**SHORT TASK**. List all lines of the data containing the word "screenshot".

— Begin TASK INPUT —

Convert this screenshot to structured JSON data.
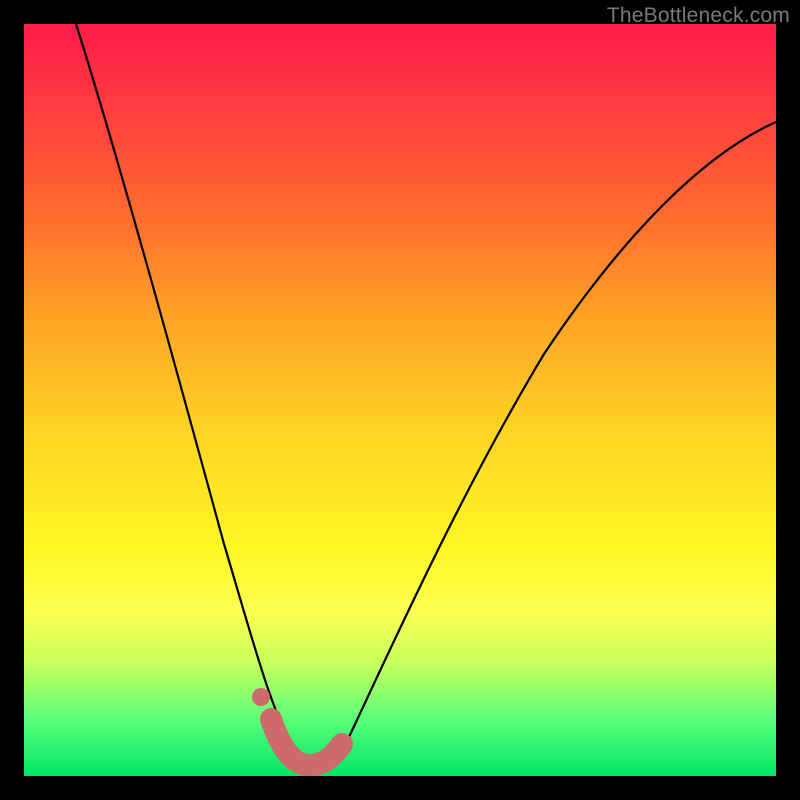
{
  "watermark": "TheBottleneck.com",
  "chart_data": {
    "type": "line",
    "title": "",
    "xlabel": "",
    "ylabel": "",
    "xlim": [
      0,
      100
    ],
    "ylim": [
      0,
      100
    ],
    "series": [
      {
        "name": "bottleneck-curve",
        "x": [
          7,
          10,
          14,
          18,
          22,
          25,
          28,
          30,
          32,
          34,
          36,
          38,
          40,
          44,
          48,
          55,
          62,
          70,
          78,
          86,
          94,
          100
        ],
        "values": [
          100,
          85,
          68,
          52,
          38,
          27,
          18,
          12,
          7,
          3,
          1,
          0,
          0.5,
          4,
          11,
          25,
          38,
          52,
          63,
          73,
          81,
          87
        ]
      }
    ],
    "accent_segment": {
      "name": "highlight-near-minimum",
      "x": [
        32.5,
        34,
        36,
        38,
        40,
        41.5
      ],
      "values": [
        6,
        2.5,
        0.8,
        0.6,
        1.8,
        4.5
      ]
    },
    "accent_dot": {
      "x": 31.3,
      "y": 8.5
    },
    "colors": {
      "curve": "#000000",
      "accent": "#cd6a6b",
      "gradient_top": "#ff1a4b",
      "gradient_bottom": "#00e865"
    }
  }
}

— End TASK INPUT —
— Begin TASK INPUT —

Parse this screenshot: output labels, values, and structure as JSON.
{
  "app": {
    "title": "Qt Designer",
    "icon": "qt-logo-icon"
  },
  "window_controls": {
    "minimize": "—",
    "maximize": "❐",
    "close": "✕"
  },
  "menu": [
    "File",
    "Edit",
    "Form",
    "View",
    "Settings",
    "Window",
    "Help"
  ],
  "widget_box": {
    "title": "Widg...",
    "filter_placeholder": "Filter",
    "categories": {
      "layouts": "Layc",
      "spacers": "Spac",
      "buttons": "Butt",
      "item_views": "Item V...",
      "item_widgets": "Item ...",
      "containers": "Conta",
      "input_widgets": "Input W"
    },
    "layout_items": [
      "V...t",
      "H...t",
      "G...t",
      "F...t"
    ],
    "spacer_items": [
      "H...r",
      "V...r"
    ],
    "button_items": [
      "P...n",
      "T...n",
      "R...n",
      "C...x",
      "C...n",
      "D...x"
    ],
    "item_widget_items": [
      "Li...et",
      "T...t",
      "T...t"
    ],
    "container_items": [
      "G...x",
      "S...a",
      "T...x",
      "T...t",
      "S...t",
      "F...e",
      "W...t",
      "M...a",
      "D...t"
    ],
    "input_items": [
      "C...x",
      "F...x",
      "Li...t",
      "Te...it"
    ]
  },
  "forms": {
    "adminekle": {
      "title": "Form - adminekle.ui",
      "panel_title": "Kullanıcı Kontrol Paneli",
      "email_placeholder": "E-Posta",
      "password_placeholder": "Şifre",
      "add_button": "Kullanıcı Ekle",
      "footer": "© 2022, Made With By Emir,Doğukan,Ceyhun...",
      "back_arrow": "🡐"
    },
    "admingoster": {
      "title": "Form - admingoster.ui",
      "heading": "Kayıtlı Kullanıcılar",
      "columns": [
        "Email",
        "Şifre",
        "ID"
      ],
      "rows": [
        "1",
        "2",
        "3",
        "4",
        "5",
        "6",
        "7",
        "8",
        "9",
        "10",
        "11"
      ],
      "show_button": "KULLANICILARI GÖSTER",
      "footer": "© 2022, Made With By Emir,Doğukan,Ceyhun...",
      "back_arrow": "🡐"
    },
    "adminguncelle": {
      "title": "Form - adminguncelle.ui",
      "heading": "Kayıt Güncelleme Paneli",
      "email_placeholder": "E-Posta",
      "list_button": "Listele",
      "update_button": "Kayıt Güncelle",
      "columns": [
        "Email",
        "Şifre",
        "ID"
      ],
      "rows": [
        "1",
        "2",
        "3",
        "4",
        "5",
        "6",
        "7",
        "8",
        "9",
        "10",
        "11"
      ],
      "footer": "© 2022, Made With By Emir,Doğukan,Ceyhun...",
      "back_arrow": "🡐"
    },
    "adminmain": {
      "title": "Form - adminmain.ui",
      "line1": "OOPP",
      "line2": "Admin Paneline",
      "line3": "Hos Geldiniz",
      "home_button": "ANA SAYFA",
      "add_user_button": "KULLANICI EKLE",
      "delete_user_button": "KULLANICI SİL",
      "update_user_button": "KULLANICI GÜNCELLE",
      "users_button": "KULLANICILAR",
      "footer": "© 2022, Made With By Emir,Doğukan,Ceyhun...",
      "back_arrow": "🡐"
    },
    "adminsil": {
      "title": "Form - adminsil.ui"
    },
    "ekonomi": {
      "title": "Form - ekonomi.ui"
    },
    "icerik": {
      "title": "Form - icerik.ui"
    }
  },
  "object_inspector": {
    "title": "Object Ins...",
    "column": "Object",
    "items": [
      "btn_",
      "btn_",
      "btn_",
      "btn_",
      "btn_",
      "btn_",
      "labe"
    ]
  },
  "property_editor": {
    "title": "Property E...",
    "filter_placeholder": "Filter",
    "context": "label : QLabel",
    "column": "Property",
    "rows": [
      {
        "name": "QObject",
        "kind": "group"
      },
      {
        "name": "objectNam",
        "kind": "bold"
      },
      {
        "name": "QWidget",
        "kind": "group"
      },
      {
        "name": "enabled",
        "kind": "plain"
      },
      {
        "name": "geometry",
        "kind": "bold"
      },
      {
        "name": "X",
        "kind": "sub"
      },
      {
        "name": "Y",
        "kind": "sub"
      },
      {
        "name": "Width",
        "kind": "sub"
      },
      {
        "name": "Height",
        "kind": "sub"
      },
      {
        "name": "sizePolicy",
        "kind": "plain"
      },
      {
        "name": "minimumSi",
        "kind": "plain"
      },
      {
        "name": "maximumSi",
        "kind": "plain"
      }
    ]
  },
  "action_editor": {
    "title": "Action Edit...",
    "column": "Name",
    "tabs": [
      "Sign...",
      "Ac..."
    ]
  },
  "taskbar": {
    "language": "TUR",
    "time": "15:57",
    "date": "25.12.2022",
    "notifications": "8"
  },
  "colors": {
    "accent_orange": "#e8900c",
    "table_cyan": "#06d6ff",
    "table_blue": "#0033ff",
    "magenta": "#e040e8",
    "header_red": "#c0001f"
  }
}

— End TASK INPUT —

**SOLUTION TO THIS EXERCISE**.
Convert this screenshot to structured JSON data.
Parse this screenshot: output labels, values, and structure as JSON.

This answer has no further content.